#### Element region listings
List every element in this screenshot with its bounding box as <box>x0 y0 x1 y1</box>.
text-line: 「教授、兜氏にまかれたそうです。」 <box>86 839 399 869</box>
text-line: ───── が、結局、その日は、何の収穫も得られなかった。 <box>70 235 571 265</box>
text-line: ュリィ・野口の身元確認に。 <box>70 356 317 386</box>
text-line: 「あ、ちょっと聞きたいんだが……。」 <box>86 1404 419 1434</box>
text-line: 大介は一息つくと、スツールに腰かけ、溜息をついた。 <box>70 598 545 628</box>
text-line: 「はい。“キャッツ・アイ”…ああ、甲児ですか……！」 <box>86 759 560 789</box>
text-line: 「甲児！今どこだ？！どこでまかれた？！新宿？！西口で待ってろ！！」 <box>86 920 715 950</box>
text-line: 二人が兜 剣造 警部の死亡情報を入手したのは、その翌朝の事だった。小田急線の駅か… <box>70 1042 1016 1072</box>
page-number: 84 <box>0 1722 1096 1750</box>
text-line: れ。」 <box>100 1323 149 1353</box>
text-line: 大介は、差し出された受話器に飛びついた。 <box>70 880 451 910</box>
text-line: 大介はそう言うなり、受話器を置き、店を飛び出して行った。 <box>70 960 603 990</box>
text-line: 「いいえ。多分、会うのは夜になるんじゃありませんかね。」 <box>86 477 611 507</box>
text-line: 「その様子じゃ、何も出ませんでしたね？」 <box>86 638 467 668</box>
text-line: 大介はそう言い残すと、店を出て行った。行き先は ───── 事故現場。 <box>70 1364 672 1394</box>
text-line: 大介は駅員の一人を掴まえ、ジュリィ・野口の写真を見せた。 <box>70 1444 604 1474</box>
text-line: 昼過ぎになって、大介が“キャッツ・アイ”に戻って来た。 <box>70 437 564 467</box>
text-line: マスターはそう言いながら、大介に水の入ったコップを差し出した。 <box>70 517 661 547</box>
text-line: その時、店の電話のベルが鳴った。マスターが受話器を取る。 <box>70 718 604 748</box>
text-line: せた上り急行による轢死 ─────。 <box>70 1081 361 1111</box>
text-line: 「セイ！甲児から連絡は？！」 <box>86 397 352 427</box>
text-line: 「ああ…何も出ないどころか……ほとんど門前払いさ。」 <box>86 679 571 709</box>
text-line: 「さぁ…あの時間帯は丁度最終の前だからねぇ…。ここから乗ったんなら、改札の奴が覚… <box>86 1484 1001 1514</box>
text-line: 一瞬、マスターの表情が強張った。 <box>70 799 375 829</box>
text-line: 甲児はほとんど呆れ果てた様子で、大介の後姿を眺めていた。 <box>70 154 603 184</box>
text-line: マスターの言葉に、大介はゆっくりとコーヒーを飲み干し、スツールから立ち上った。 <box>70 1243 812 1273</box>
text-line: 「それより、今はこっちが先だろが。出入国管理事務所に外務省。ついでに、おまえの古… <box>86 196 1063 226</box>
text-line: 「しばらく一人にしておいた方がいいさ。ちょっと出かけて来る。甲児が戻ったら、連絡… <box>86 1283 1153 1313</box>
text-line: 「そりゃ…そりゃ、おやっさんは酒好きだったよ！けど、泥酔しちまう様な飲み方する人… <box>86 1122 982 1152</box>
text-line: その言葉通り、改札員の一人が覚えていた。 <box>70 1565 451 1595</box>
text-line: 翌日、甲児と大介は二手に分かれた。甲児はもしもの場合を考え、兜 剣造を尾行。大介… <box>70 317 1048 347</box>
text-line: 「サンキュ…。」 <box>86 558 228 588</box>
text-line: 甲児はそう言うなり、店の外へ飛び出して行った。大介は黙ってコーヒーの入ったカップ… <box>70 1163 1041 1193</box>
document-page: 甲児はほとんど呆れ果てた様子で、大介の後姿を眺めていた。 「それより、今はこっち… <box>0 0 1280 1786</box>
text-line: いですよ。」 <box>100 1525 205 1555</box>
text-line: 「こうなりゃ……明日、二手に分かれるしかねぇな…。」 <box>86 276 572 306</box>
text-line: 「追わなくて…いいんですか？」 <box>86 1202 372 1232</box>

#### Problem
Substitute "text-row" for each occurrence of "text-line" in the records, starting at the first line and stopping after the line that contains "text-line: 「その様子じゃ、何も出ませんでしたね？」 <box>86". Give those lines again with nothing else changed.

#### Written answer
List every element in this screenshot with its bounding box as <box>x0 y0 x1 y1</box>.
text-row: 「教授、兜氏にまかれたそうです。」 <box>86 839 399 869</box>
text-row: ───── が、結局、その日は、何の収穫も得られなかった。 <box>70 235 571 265</box>
text-row: ュリィ・野口の身元確認に。 <box>70 356 317 386</box>
text-row: 「あ、ちょっと聞きたいんだが……。」 <box>86 1404 419 1434</box>
text-row: 大介は一息つくと、スツールに腰かけ、溜息をついた。 <box>70 598 545 628</box>
text-row: 「はい。“キャッツ・アイ”…ああ、甲児ですか……！」 <box>86 759 560 789</box>
text-row: 「甲児！今どこだ？！どこでまかれた？！新宿？！西口で待ってろ！！」 <box>86 920 715 950</box>
text-row: 二人が兜 剣造 警部の死亡情報を入手したのは、その翌朝の事だった。小田急線の駅か… <box>70 1042 1016 1072</box>
page-number: 84 <box>0 1722 1096 1750</box>
text-row: れ。」 <box>100 1323 149 1353</box>
text-row: 大介は、差し出された受話器に飛びついた。 <box>70 880 451 910</box>
text-row: 大介はそう言うなり、受話器を置き、店を飛び出して行った。 <box>70 960 603 990</box>
text-row: 「いいえ。多分、会うのは夜になるんじゃありませんかね。」 <box>86 477 611 507</box>
text-row: 「その様子じゃ、何も出ませんでしたね？」 <box>86 638 467 668</box>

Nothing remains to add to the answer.